*Objective*. The exercise asks for every line of the data to be reproduced exactly.

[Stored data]
-- begin --

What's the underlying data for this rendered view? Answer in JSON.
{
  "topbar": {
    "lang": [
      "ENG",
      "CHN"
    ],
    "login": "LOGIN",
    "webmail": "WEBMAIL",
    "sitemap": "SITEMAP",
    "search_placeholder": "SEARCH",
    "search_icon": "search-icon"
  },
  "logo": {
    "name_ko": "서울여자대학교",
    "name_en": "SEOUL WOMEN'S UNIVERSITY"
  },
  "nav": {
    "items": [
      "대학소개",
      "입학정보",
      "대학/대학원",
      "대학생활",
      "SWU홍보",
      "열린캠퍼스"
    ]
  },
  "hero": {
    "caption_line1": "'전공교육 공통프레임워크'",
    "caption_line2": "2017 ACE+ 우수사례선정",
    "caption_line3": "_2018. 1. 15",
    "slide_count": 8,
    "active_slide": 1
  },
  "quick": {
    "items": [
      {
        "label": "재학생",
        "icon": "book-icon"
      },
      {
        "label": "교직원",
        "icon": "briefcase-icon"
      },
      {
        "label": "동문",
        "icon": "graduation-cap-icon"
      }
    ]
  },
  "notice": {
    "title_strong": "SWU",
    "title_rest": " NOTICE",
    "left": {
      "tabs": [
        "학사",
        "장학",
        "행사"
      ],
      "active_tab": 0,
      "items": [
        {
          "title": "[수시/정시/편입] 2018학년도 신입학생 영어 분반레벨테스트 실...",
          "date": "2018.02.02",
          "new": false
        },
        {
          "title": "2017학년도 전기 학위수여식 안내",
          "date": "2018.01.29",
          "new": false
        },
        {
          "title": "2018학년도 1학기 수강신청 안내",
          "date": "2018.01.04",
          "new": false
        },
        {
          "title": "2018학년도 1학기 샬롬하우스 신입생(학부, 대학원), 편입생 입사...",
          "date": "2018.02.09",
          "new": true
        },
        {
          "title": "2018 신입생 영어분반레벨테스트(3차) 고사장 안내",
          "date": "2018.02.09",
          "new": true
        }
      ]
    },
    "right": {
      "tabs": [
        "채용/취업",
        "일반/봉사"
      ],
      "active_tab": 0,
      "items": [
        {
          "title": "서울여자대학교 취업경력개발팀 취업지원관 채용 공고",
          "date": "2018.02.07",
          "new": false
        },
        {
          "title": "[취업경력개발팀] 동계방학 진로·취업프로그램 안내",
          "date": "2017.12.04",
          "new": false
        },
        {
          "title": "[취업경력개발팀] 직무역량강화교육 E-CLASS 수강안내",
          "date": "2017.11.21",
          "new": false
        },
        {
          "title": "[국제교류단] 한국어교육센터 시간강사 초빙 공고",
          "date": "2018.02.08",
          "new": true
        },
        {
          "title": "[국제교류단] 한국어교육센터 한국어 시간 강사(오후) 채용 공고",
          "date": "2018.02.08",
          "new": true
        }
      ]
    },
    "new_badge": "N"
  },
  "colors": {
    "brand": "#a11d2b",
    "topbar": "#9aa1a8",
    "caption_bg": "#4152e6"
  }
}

-- end --

*Output for this task*.
What's the underlying data for this rendered view? Answer in JSON.
{
  "topbar": {
    "lang": [
      "ENG",
      "CHN"
    ],
    "login": "LOGIN",
    "webmail": "WEBMAIL",
    "sitemap": "SITEMAP",
    "search_placeholder": "SEARCH",
    "search_icon": "search-icon"
  },
  "logo": {
    "name_ko": "서울여자대학교",
    "name_en": "SEOUL WOMEN'S UNIVERSITY"
  },
  "nav": {
    "items": [
      "대학소개",
      "입학정보",
      "대학/대학원",
      "대학생활",
      "SWU홍보",
      "열린캠퍼스"
    ]
  },
  "hero": {
    "caption_line1": "'전공교육 공통프레임워크'",
    "caption_line2": "2017 ACE+ 우수사례선정",
    "caption_line3": "_2018. 1. 15",
    "slide_count": 8,
    "active_slide": 1
  },
  "quick": {
    "items": [
      {
        "label": "재학생",
        "icon": "book-icon"
      },
      {
        "label": "교직원",
        "icon": "briefcase-icon"
      },
      {
        "label": "동문",
        "icon": "graduation-cap-icon"
      }
    ]
  },
  "notice": {
    "title_strong": "SWU",
    "title_rest": " NOTICE",
    "left": {
      "tabs": [
        "학사",
        "장학",
        "행사"
      ],
      "active_tab": 0,
      "items": [
        {
          "title": "[수시/정시/편입] 2018학년도 신입학생 영어 분반레벨테스트 실...",
          "date": "2018.02.02",
          "new": false
        },
        {
          "title": "2017학년도 전기 학위수여식 안내",
          "date": "2018.01.29",
          "new": false
        },
        {
          "title": "2018학년도 1학기 수강신청 안내",
          "date": "2018.01.04",
          "new": false
        },
        {
          "title": "2018학년도 1학기 샬롬하우스 신입생(학부, 대학원), 편입생 입사...",
          "date": "2018.02.09",
          "new": true
        },
        {
          "title": "2018 신입생 영어분반레벨테스트(3차) 고사장 안내",
          "date": "2018.02.09",
          "new": true
        }
      ]
    },
    "right": {
      "tabs": [
        "채용/취업",
        "일반/봉사"
      ],
      "active_tab": 0,
      "items": [
        {
          "title": "서울여자대학교 취업경력개발팀 취업지원관 채용 공고",
          "date": "2018.02.07",
          "new": false
        },
        {
          "title": "[취업경력개발팀] 동계방학 진로·취업프로그램 안내",
          "date": "2017.12.04",
          "new": false
        },
        {
          "title": "[취업경력개발팀] 직무역량강화교육 E-CLASS 수강안내",
          "date": "2017.11.21",
          "new": false
        },
        {
          "title": "[국제교류단] 한국어교육센터 시간강사 초빙 공고",
          "date": "2018.02.08",
          "new": true
        },
        {
          "title": "[국제교류단] 한국어교육센터 한국어 시간 강사(오후) 채용 공고",
          "date": "2018.02.08",
          "new": true
        }
      ]
    },
    "new_badge": "N"
  },
  "colors": {
    "brand": "#a11d2b",
    "topbar": "#9aa1a8",
    "caption_bg": "#4152e6"
  }
}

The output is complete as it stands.